**Directive:** Find the word "title" in the data. Return every line where it appears.

**Given entries:**
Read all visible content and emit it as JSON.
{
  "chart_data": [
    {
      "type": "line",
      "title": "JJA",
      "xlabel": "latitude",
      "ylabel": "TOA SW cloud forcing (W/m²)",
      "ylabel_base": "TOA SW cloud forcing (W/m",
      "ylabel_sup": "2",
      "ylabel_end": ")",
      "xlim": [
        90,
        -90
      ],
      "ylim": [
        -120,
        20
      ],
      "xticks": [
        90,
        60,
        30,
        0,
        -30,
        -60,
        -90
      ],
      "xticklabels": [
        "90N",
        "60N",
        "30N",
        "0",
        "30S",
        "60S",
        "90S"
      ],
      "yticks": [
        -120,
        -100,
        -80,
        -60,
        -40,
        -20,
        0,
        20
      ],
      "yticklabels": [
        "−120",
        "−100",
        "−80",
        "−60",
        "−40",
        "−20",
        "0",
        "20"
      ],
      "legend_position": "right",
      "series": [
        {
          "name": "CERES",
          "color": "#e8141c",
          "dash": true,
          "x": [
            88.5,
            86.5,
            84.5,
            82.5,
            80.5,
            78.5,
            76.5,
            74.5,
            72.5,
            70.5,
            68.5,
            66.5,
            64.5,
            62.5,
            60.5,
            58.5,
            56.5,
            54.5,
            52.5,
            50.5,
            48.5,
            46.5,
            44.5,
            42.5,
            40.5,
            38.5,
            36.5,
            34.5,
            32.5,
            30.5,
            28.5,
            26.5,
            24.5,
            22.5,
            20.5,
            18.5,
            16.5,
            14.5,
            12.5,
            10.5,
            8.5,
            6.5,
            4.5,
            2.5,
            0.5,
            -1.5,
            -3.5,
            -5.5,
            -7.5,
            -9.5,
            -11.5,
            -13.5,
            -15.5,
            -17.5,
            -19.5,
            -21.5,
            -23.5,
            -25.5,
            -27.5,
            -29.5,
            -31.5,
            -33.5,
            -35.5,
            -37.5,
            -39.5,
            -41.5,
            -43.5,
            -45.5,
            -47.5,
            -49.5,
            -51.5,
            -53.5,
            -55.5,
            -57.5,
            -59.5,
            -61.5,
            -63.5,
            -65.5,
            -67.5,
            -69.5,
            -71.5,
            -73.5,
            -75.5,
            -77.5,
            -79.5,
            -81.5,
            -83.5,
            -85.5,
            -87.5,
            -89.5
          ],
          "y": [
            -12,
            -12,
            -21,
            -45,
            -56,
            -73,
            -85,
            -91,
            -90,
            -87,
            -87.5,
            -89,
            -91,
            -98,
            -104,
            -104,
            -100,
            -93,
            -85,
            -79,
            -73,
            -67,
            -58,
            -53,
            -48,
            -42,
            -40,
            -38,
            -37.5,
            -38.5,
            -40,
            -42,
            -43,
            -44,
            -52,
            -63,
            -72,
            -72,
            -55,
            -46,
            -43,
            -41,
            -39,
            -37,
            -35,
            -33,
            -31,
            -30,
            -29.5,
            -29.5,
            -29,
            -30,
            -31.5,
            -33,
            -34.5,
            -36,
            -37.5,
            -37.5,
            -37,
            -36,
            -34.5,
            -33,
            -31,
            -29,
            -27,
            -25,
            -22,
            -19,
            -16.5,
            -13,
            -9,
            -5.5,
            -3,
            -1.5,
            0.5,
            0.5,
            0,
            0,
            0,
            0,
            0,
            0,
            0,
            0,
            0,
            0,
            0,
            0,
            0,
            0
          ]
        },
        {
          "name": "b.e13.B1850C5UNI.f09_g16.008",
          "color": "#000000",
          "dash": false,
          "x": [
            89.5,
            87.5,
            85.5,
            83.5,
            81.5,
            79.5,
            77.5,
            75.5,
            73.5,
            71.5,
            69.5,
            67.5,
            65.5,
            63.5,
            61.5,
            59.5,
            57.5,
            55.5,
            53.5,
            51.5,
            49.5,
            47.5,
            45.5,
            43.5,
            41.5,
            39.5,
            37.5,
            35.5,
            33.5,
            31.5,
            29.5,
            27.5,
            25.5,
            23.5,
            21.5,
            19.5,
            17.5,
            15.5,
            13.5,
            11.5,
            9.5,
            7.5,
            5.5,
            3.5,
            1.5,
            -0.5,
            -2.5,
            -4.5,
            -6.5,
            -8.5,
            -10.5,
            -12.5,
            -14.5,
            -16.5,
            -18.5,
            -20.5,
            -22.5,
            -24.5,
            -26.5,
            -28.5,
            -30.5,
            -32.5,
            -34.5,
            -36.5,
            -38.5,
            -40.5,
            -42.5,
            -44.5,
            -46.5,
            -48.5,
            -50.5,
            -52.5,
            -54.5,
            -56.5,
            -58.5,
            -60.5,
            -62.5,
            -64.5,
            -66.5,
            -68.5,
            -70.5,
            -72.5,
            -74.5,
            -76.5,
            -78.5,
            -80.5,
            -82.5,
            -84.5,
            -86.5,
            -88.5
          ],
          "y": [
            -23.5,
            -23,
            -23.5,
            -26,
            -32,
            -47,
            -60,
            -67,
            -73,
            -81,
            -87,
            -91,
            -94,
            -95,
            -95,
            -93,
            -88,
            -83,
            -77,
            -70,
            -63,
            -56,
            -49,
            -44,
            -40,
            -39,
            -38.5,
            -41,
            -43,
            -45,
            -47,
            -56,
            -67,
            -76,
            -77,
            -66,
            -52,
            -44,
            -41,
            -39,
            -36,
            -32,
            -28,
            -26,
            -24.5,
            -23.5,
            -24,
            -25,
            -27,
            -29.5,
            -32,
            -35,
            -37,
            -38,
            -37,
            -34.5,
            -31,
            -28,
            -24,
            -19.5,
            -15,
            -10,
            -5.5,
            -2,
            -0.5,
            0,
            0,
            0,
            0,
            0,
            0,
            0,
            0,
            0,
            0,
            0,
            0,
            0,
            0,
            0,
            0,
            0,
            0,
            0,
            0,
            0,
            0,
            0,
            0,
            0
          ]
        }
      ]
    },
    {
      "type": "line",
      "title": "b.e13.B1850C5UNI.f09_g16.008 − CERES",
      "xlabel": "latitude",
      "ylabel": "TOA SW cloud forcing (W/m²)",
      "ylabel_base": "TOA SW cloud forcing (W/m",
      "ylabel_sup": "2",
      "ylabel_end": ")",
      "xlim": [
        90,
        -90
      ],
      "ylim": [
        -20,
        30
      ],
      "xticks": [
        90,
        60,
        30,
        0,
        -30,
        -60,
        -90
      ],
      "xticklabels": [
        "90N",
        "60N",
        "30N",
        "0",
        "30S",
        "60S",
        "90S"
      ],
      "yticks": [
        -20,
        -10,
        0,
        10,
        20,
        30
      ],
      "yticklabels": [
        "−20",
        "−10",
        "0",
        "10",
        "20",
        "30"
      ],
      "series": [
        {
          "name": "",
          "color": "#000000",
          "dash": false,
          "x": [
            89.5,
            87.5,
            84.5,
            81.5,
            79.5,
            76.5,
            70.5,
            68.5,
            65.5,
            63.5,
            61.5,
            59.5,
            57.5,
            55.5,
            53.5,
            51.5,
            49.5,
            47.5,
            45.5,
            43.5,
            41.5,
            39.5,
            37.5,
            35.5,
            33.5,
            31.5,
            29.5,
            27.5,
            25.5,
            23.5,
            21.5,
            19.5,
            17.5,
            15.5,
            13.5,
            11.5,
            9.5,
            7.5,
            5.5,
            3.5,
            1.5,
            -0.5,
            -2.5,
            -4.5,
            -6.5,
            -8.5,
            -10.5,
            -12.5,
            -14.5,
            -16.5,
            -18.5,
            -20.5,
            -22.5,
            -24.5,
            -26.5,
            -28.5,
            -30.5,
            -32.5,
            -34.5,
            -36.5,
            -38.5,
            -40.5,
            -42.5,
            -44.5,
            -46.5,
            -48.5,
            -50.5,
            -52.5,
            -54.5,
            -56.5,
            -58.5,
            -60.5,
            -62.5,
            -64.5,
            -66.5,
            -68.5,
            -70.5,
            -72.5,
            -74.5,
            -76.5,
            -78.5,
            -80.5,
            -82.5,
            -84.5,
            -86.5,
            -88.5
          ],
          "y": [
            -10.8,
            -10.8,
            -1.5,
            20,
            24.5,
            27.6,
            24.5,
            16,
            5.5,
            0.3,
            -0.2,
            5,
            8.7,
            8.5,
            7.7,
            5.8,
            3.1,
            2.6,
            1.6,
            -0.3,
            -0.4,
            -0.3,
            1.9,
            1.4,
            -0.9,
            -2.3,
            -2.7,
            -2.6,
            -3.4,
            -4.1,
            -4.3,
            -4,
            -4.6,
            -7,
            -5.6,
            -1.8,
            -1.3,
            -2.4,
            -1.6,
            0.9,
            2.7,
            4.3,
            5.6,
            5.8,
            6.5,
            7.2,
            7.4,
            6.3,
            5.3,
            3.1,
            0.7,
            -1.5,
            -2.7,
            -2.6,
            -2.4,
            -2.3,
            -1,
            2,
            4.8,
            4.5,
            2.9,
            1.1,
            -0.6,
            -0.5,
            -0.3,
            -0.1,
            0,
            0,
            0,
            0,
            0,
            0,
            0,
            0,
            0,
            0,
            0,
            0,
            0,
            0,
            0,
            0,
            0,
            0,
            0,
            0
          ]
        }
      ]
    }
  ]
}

**Correct response:**
      "title": "JJA",
      "title": "b.e13.B1850C5UNI.f09_g16.008 − CERES",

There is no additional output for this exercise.